• **EXERCISE GOAL**
Output all records precisely as written.

-- BEGIN LISTED RECORDS --

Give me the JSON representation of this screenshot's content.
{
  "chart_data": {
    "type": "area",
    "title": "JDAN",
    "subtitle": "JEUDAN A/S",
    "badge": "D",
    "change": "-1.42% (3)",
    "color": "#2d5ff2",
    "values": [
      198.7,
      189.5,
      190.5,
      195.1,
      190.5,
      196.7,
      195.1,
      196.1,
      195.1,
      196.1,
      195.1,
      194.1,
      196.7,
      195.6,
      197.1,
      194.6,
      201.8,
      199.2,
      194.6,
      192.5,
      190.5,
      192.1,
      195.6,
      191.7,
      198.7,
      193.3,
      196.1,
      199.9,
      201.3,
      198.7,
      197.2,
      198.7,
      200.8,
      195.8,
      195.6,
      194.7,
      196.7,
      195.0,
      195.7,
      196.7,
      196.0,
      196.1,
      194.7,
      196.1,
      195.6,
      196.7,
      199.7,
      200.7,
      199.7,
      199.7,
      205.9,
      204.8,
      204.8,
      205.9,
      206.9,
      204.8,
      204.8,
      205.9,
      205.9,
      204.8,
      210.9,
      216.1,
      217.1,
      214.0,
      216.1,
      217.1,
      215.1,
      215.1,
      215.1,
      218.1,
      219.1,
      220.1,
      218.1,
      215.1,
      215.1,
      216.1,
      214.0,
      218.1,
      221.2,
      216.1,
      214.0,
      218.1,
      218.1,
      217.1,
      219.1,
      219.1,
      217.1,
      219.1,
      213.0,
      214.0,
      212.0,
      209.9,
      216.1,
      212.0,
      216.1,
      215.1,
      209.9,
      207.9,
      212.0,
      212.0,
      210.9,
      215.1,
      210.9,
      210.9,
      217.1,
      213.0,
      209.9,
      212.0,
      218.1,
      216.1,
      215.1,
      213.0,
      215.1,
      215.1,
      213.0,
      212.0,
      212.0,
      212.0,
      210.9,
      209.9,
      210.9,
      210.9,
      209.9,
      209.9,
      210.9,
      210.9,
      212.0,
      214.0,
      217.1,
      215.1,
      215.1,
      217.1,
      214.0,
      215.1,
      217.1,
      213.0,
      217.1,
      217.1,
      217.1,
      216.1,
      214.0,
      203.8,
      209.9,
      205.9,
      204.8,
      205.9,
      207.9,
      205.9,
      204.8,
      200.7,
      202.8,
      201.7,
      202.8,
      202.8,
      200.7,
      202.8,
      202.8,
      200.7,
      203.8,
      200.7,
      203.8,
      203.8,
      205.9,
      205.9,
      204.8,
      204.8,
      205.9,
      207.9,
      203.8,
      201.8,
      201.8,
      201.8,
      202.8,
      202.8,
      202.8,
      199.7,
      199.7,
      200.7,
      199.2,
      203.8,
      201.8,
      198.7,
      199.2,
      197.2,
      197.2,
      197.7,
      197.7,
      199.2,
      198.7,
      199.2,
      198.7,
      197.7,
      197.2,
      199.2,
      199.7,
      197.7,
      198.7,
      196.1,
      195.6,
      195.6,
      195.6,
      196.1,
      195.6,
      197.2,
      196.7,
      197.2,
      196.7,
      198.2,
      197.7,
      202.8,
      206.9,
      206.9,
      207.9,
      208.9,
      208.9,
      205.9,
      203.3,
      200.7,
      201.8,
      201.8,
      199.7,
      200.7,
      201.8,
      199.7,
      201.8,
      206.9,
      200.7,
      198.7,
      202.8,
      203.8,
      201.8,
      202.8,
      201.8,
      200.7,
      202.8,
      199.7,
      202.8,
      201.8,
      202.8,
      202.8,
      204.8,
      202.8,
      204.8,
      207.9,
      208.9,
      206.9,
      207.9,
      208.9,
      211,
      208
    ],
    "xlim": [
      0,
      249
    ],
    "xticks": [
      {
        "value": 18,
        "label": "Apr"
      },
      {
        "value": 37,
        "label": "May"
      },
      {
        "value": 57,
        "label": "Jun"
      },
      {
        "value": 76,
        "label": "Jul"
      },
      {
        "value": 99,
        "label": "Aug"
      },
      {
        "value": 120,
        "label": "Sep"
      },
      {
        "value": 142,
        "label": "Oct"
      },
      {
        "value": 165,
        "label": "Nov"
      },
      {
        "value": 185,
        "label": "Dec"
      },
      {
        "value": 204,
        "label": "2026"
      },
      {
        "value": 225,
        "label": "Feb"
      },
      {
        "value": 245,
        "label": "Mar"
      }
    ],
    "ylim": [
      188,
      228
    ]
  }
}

-- END LISTED RECORDS --

• **SOLUTION FOR THIS PROBLEM**
Give me the JSON representation of this screenshot's content.
{
  "chart_data": {
    "type": "area",
    "title": "JDAN",
    "subtitle": "JEUDAN A/S",
    "badge": "D",
    "change": "-1.42% (3)",
    "color": "#2d5ff2",
    "values": [
      198.7,
      189.5,
      190.5,
      195.1,
      190.5,
      196.7,
      195.1,
      196.1,
      195.1,
      196.1,
      195.1,
      194.1,
      196.7,
      195.6,
      197.1,
      194.6,
      201.8,
      199.2,
      194.6,
      192.5,
      190.5,
      192.1,
      195.6,
      191.7,
      198.7,
      193.3,
      196.1,
      199.9,
      201.3,
      198.7,
      197.2,
      198.7,
      200.8,
      195.8,
      195.6,
      194.7,
      196.7,
      195.0,
      195.7,
      196.7,
      196.0,
      196.1,
      194.7,
      196.1,
      195.6,
      196.7,
      199.7,
      200.7,
      199.7,
      199.7,
      205.9,
      204.8,
      204.8,
      205.9,
      206.9,
      204.8,
      204.8,
      205.9,
      205.9,
      204.8,
      210.9,
      216.1,
      217.1,
      214.0,
      216.1,
      217.1,
      215.1,
      215.1,
      215.1,
      218.1,
      219.1,
      220.1,
      218.1,
      215.1,
      215.1,
      216.1,
      214.0,
      218.1,
      221.2,
      216.1,
      214.0,
      218.1,
      218.1,
      217.1,
      219.1,
      219.1,
      217.1,
      219.1,
      213.0,
      214.0,
      212.0,
      209.9,
      216.1,
      212.0,
      216.1,
      215.1,
      209.9,
      207.9,
      212.0,
      212.0,
      210.9,
      215.1,
      210.9,
      210.9,
      217.1,
      213.0,
      209.9,
      212.0,
      218.1,
      216.1,
      215.1,
      213.0,
      215.1,
      215.1,
      213.0,
      212.0,
      212.0,
      212.0,
      210.9,
      209.9,
      210.9,
      210.9,
      209.9,
      209.9,
      210.9,
      210.9,
      212.0,
      214.0,
      217.1,
      215.1,
      215.1,
      217.1,
      214.0,
      215.1,
      217.1,
      213.0,
      217.1,
      217.1,
      217.1,
      216.1,
      214.0,
      203.8,
      209.9,
      205.9,
      204.8,
      205.9,
      207.9,
      205.9,
      204.8,
      200.7,
      202.8,
      201.7,
      202.8,
      202.8,
      200.7,
      202.8,
      202.8,
      200.7,
      203.8,
      200.7,
      203.8,
      203.8,
      205.9,
      205.9,
      204.8,
      204.8,
      205.9,
      207.9,
      203.8,
      201.8,
      201.8,
      201.8,
      202.8,
      202.8,
      202.8,
      199.7,
      199.7,
      200.7,
      199.2,
      203.8,
      201.8,
      198.7,
      199.2,
      197.2,
      197.2,
      197.7,
      197.7,
      199.2,
      198.7,
      199.2,
      198.7,
      197.7,
      197.2,
      199.2,
      199.7,
      197.7,
      198.7,
      196.1,
      195.6,
      195.6,
      195.6,
      196.1,
      195.6,
      197.2,
      196.7,
      197.2,
      196.7,
      198.2,
      197.7,
      202.8,
      206.9,
      206.9,
      207.9,
      208.9,
      208.9,
      205.9,
      203.3,
      200.7,
      201.8,
      201.8,
      199.7,
      200.7,
      201.8,
      199.7,
      201.8,
      206.9,
      200.7,
      198.7,
      202.8,
      203.8,
      201.8,
      202.8,
      201.8,
      200.7,
      202.8,
      199.7,
      202.8,
      201.8,
      202.8,
      202.8,
      204.8,
      202.8,
      204.8,
      207.9,
      208.9,
      206.9,
      207.9,
      208.9,
      211,
      208
    ],
    "xlim": [
      0,
      249
    ],
    "xticks": [
      {
        "value": 18,
        "label": "Apr"
      },
      {
        "value": 37,
        "label": "May"
      },
      {
        "value": 57,
        "label": "Jun"
      },
      {
        "value": 76,
        "label": "Jul"
      },
      {
        "value": 99,
        "label": "Aug"
      },
      {
        "value": 120,
        "label": "Sep"
      },
      {
        "value": 142,
        "label": "Oct"
      },
      {
        "value": 165,
        "label": "Nov"
      },
      {
        "value": 185,
        "label": "Dec"
      },
      {
        "value": 204,
        "label": "2026"
      },
      {
        "value": 225,
        "label": "Feb"
      },
      {
        "value": 245,
        "label": "Mar"
      }
    ],
    "ylim": [
      188,
      228
    ]
  }
}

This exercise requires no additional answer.